**DO THIS**
Only the lines starting at the one that contains "Convert this screenshot" and running to the end should be repeated, exactly as written.
◇ ◇ ◇ ◇ ◇
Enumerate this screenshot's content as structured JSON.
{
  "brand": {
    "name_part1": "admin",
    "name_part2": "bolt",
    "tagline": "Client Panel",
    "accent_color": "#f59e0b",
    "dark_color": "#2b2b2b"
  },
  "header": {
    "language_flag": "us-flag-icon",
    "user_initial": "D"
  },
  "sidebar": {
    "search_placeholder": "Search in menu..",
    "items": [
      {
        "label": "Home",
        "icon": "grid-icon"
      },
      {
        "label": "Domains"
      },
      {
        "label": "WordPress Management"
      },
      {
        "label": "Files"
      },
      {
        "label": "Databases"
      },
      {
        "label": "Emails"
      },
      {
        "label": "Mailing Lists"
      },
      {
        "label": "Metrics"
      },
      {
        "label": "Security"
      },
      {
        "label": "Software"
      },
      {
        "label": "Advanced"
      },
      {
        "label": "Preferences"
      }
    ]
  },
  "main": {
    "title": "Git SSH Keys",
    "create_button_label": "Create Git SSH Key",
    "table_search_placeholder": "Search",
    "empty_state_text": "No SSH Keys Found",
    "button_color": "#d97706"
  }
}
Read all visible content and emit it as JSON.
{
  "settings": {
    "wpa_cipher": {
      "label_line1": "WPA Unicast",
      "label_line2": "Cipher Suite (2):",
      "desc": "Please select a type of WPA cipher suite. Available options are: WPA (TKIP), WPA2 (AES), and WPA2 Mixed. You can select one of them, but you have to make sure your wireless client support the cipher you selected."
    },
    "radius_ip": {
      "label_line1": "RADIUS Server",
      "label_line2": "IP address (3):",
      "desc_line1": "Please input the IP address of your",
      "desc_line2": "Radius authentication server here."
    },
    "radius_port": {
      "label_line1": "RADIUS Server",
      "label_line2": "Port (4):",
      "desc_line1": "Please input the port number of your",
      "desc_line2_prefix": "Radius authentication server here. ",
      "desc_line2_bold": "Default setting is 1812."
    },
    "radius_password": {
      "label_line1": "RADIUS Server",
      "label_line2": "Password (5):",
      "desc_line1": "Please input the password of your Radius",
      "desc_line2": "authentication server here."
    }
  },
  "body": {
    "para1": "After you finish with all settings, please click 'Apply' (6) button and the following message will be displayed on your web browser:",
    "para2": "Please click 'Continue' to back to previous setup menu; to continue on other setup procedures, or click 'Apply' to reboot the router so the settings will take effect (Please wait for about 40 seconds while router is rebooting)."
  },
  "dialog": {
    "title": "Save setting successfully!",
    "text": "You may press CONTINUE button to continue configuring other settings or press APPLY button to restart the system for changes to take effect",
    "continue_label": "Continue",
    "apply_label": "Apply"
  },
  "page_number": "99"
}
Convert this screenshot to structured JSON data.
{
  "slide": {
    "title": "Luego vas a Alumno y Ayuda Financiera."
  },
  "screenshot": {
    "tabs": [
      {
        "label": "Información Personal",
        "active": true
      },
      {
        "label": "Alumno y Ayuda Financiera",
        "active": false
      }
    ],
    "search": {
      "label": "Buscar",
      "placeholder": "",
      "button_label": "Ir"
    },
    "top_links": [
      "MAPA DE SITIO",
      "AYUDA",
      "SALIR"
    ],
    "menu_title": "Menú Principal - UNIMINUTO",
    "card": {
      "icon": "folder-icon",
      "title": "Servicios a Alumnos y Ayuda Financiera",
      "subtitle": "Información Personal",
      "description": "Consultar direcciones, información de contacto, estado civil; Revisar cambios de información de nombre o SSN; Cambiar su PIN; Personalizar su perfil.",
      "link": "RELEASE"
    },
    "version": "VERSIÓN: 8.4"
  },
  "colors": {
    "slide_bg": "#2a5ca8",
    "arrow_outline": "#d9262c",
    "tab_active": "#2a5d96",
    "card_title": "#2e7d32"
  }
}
◇ ◇ ◇ ◇ ◇
**EXPECTED ANSWER**
Convert this screenshot to structured JSON data.
{
  "slide": {
    "title": "Luego vas a Alumno y Ayuda Financiera."
  },
  "screenshot": {
    "tabs": [
      {
        "label": "Información Personal",
        "active": true
      },
      {
        "label": "Alumno y Ayuda Financiera",
        "active": false
      }
    ],
    "search": {
      "label": "Buscar",
      "placeholder": "",
      "button_label": "Ir"
    },
    "top_links": [
      "MAPA DE SITIO",
      "AYUDA",
      "SALIR"
    ],
    "menu_title": "Menú Principal - UNIMINUTO",
    "card": {
      "icon": "folder-icon",
      "title": "Servicios a Alumnos y Ayuda Financiera",
      "subtitle": "Información Personal",
      "description": "Consultar direcciones, información de contacto, estado civil; Revisar cambios de información de nombre o SSN; Cambiar su PIN; Personalizar su perfil.",
      "link": "RELEASE"
    },
    "version": "VERSIÓN: 8.4"
  },
  "colors": {
    "slide_bg": "#2a5ca8",
    "arrow_outline": "#d9262c",
    "tab_active": "#2a5d96",
    "card_title": "#2e7d32"
  }
}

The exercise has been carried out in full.